__PROBLEM STATEMENT__:
Copy all the material below, exactly as it stands.

___ PROVIDED RECORDS

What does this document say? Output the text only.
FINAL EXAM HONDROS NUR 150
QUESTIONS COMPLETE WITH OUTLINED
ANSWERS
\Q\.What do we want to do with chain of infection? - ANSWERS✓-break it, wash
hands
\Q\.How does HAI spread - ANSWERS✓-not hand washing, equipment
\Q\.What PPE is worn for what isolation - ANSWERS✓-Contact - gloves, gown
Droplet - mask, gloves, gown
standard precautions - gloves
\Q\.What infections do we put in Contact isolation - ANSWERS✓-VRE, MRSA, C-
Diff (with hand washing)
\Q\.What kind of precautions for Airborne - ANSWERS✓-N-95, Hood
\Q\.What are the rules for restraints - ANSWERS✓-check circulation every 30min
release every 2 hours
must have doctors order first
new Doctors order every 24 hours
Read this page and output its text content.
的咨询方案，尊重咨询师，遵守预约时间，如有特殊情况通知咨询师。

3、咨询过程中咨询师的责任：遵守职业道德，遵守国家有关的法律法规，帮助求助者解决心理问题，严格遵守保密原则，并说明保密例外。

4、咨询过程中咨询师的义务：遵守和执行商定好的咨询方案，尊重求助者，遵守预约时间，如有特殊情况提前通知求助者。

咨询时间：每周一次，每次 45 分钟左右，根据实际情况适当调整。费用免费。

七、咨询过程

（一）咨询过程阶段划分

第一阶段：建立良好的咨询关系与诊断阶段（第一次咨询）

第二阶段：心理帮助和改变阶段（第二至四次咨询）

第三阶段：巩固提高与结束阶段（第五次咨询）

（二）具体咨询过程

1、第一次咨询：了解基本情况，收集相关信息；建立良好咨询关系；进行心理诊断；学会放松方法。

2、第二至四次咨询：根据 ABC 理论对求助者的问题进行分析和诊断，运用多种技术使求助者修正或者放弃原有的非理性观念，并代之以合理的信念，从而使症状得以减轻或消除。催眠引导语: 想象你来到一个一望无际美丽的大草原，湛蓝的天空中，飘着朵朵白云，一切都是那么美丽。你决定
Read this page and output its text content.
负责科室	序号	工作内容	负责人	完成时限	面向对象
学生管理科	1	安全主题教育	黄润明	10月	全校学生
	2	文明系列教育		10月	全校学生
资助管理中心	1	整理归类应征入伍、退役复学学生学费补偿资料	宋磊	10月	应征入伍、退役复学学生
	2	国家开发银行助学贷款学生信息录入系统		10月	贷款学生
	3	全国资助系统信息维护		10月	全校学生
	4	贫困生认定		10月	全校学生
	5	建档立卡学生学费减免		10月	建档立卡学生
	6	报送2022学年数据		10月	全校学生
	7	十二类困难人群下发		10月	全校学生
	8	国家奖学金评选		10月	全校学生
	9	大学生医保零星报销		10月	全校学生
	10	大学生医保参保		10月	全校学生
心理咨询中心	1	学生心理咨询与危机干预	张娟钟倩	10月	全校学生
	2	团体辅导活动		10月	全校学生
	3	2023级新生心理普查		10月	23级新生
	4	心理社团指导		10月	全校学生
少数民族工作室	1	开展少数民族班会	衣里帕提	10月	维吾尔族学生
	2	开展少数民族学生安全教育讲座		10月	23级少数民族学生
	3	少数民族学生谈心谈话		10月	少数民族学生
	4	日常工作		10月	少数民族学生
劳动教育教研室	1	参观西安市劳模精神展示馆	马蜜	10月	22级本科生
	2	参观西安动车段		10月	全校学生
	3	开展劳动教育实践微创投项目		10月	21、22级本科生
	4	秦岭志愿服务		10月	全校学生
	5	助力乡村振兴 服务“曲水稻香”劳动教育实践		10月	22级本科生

______

__SOLUTION__:
What does this document say? Output the text only.
FINAL EXAM HONDROS NUR 150
QUESTIONS COMPLETE WITH OUTLINED
ANSWERS
\Q\.What do we want to do with chain of infection? - ANSWERS✓-break it, wash
hands
\Q\.How does HAI spread - ANSWERS✓-not hand washing, equipment
\Q\.What PPE is worn for what isolation - ANSWERS✓-Contact - gloves, gown
Droplet - mask, gloves, gown
standard precautions - gloves
\Q\.What infections do we put in Contact isolation - ANSWERS✓-VRE, MRSA, C-
Diff (with hand washing)
\Q\.What kind of precautions for Airborne - ANSWERS✓-N-95, Hood
\Q\.What are the rules for restraints - ANSWERS✓-check circulation every 30min
release every 2 hours
must have doctors order first
new Doctors order every 24 hours
Read this page and output its text content.
的咨询方案，尊重咨询师，遵守预约时间，如有特殊情况通知咨询师。

3、咨询过程中咨询师的责任：遵守职业道德，遵守国家有关的法律法规，帮助求助者解决心理问题，严格遵守保密原则，并说明保密例外。

4、咨询过程中咨询师的义务：遵守和执行商定好的咨询方案，尊重求助者，遵守预约时间，如有特殊情况提前通知求助者。

咨询时间：每周一次，每次 45 分钟左右，根据实际情况适当调整。费用免费。

七、咨询过程

（一）咨询过程阶段划分

第一阶段：建立良好的咨询关系与诊断阶段（第一次咨询）

第二阶段：心理帮助和改变阶段（第二至四次咨询）

第三阶段：巩固提高与结束阶段（第五次咨询）

（二）具体咨询过程

1、第一次咨询：了解基本情况，收集相关信息；建立良好咨询关系；进行心理诊断；学会放松方法。

2、第二至四次咨询：根据 ABC 理论对求助者的问题进行分析和诊断，运用多种技术使求助者修正或者放弃原有的非理性观念，并代之以合理的信念，从而使症状得以减轻或消除。催眠引导语: 想象你来到一个一望无际美丽的大草原，湛蓝的天空中，飘着朵朵白云，一切都是那么美丽。你决定
Read this page and output its text content.
负责科室	序号	工作内容	负责人	完成时限	面向对象
学生管理科	1	安全主题教育	黄润明	10月	全校学生
	2	文明系列教育		10月	全校学生
资助管理中心	1	整理归类应征入伍、退役复学学生学费补偿资料	宋磊	10月	应征入伍、退役复学学生
	2	国家开发银行助学贷款学生信息录入系统		10月	贷款学生
	3	全国资助系统信息维护		10月	全校学生
	4	贫困生认定		10月	全校学生
	5	建档立卡学生学费减免		10月	建档立卡学生
	6	报送2022学年数据		10月	全校学生
	7	十二类困难人群下发		10月	全校学生
	8	国家奖学金评选		10月	全校学生
	9	大学生医保零星报销		10月	全校学生
	10	大学生医保参保		10月	全校学生
心理咨询中心	1	学生心理咨询与危机干预	张娟钟倩	10月	全校学生
	2	团体辅导活动		10月	全校学生
	3	2023级新生心理普查		10月	23级新生
	4	心理社团指导		10月	全校学生
少数民族工作室	1	开展少数民族班会	衣里帕提	10月	维吾尔族学生
	2	开展少数民族学生安全教育讲座		10月	23级少数民族学生
	3	少数民族学生谈心谈话		10月	少数民族学生
	4	日常工作		10月	少数民族学生
劳动教育教研室	1	参观西安市劳模精神展示馆	马蜜	10月	22级本科生
	2	参观西安动车段		10月	全校学生
	3	开展劳动教育实践微创投项目		10月	21、22级本科生
	4	秦岭志愿服务		10月	全校学生
	5	助力乡村振兴 服务“曲水稻香”劳动教育实践		10月	22级本科生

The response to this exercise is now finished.